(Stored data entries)
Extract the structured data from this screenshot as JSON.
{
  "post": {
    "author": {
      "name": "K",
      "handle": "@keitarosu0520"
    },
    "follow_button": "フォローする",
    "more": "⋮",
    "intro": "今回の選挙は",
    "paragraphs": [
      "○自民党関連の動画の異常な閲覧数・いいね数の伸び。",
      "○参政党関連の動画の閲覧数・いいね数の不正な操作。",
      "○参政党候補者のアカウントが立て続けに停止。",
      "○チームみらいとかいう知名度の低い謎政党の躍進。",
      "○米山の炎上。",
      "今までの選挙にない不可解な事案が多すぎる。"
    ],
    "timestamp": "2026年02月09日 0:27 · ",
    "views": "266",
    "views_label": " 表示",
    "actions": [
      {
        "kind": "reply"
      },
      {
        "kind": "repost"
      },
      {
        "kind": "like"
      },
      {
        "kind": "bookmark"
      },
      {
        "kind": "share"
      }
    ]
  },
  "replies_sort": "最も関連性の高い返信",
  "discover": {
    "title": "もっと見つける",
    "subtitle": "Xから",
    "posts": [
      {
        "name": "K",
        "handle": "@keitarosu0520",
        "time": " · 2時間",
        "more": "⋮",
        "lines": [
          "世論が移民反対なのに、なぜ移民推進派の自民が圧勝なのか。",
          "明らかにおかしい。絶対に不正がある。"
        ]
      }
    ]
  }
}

- _DIRECTIONS FOR THIS TASK_
Using the data above, print every record exactly as shown.

- _RESPONSE_
Extract the structured data from this screenshot as JSON.
{
  "post": {
    "author": {
      "name": "K",
      "handle": "@keitarosu0520"
    },
    "follow_button": "フォローする",
    "more": "⋮",
    "intro": "今回の選挙は",
    "paragraphs": [
      "○自民党関連の動画の異常な閲覧数・いいね数の伸び。",
      "○参政党関連の動画の閲覧数・いいね数の不正な操作。",
      "○参政党候補者のアカウントが立て続けに停止。",
      "○チームみらいとかいう知名度の低い謎政党の躍進。",
      "○米山の炎上。",
      "今までの選挙にない不可解な事案が多すぎる。"
    ],
    "timestamp": "2026年02月09日 0:27 · ",
    "views": "266",
    "views_label": " 表示",
    "actions": [
      {
        "kind": "reply"
      },
      {
        "kind": "repost"
      },
      {
        "kind": "like"
      },
      {
        "kind": "bookmark"
      },
      {
        "kind": "share"
      }
    ]
  },
  "replies_sort": "最も関連性の高い返信",
  "discover": {
    "title": "もっと見つける",
    "subtitle": "Xから",
    "posts": [
      {
        "name": "K",
        "handle": "@keitarosu0520",
        "time": " · 2時間",
        "more": "⋮",
        "lines": [
          "世論が移民反対なのに、なぜ移民推進派の自民が圧勝なのか。",
          "明らかにおかしい。絶対に不正がある。"
        ]
      }
    ]
  }
}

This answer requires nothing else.